Some records
/---

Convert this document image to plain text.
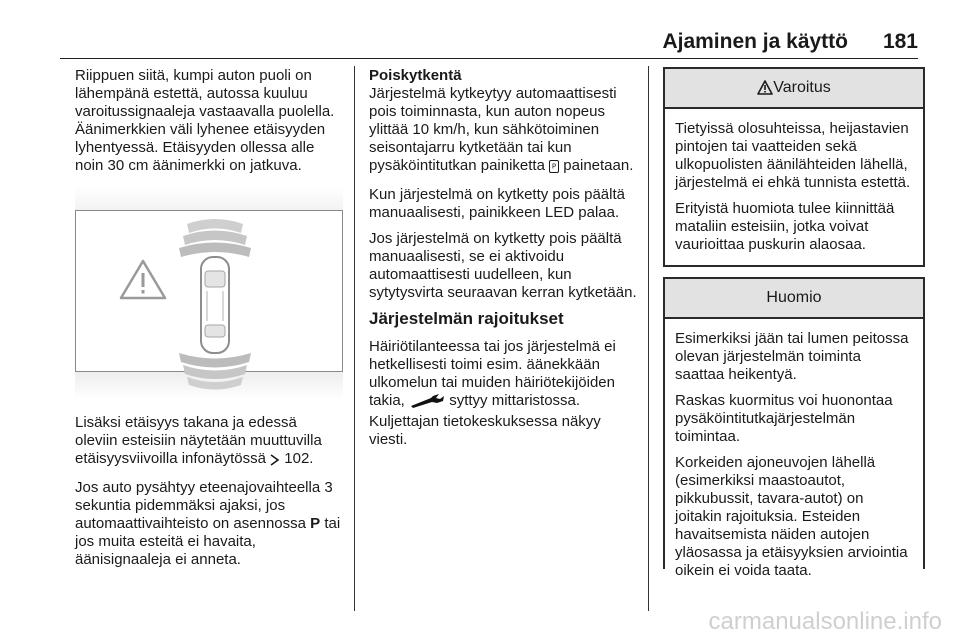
Ajaminen ja käyttö 181

Riippuen siitä, kumpi auton puoli on lähempänä estettä, autossa kuuluu varoitussignaaleja vastaavalla puolella. Äänimerkkien väli lyhenee etäisyyden lyhentyessä. Etäisyyden ollessa alle noin 30 cm äänimerkki on jatkuva.

Lisäksi etäisyys takana ja edessä oleviin esteisiin näytetään muuttuvilla etäisyysviivoilla infonäytössä 102.

Jos auto pysähtyy eteenajovaihteella 3 sekuntia pidemmäksi ajaksi, jos automaattivaihteisto on asennossa P tai jos muita esteitä ei havaita, äänisignaaleja ei anneta.

Poiskytkentä

Järjestelmä kytkeytyy automaattisesti pois toiminnasta, kun auton nopeus ylittää 10 km/h, kun sähkötoiminen seisontajarru kytketään tai kun pysäköintitutkan painiketta P painetaan.

Kun järjestelmä on kytketty pois päältä manuaalisesti, painikkeen LED palaa.

Jos järjestelmä on kytketty pois päältä manuaalisesti, se ei aktivoidu automaattisesti uudelleen, kun sytytysvirta seuraavan kerran kytketään.

Järjestelmän rajoitukset

Häiriötilanteessa tai jos järjestelmä ei hetkellisesti toimi esim. äänekkään ulkomelun tai muiden häiriötekijöiden takia,	syttyy mittaristossa.
Kuljettajan tietokeskuksessa näkyy viesti.

Varoitus

Tietyissä olosuhteissa, heijastavien pintojen tai vaatteiden sekä ulkopuolisten äänilähteiden lähellä, järjestelmä ei ehkä tunnista estettä.

Erityistä huomiota tulee kiinnittää mataliin esteisiin, jotka voivat vaurioittaa puskurin alaosaa.

Huomio

Esimerkiksi jään tai lumen peitossa olevan järjestelmän toiminta saattaa heikentyä.

Raskas kuormitus voi huonontaa pysäköintitutkajärjestelmän toimintaa.

Korkeiden ajoneuvojen lähellä (esimerkiksi maastoautot, pikkubussit, tavara-autot) on joitakin rajoituksia. Esteiden havaitsemista näiden autojen yläosassa ja etäisyyksien arviointia oikein ei voida taata.

carmanualsonline.info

\---

Reproduce each line of the records exactly, and omit every picture.

Convert this document image to plain text.
Ajaminen ja käyttö 181

Riippuen siitä, kumpi auton puoli on lähempänä estettä, autossa kuuluu varoitussignaaleja vastaavalla puolella. Äänimerkkien väli lyhenee etäisyyden lyhentyessä. Etäisyyden ollessa alle noin 30 cm äänimerkki on jatkuva.

Lisäksi etäisyys takana ja edessä oleviin esteisiin näytetään muuttuvilla etäisyysviivoilla infonäytössä 102.

Jos auto pysähtyy eteenajovaihteella 3 sekuntia pidemmäksi ajaksi, jos automaattivaihteisto on asennossa P tai jos muita esteitä ei havaita, äänisignaaleja ei anneta.

Poiskytkentä

Järjestelmä kytkeytyy automaattisesti pois toiminnasta, kun auton nopeus ylittää 10 km/h, kun sähkötoiminen seisontajarru kytketään tai kun pysäköintitutkan painiketta P painetaan.

Kun järjestelmä on kytketty pois päältä manuaalisesti, painikkeen LED palaa.

Jos järjestelmä on kytketty pois päältä manuaalisesti, se ei aktivoidu automaattisesti uudelleen, kun sytytysvirta seuraavan kerran kytketään.

Järjestelmän rajoitukset

Häiriötilanteessa tai jos järjestelmä ei hetkellisesti toimi esim. äänekkään ulkomelun tai muiden häiriötekijöiden takia,	syttyy mittaristossa.
Kuljettajan tietokeskuksessa näkyy viesti.

Varoitus

Tietyissä olosuhteissa, heijastavien pintojen tai vaatteiden sekä ulkopuolisten äänilähteiden lähellä, järjestelmä ei ehkä tunnista estettä.

Erityistä huomiota tulee kiinnittää mataliin esteisiin, jotka voivat vaurioittaa puskurin alaosaa.

Huomio

Esimerkiksi jään tai lumen peitossa olevan järjestelmän toiminta saattaa heikentyä.

Raskas kuormitus voi huonontaa pysäköintitutkajärjestelmän toimintaa.

Korkeiden ajoneuvojen lähellä (esimerkiksi maastoautot, pikkubussit, tavara-autot) on joitakin rajoituksia. Esteiden havaitsemista näiden autojen yläosassa ja etäisyyksien arviointia oikein ei voida taata.

carmanualsonline.info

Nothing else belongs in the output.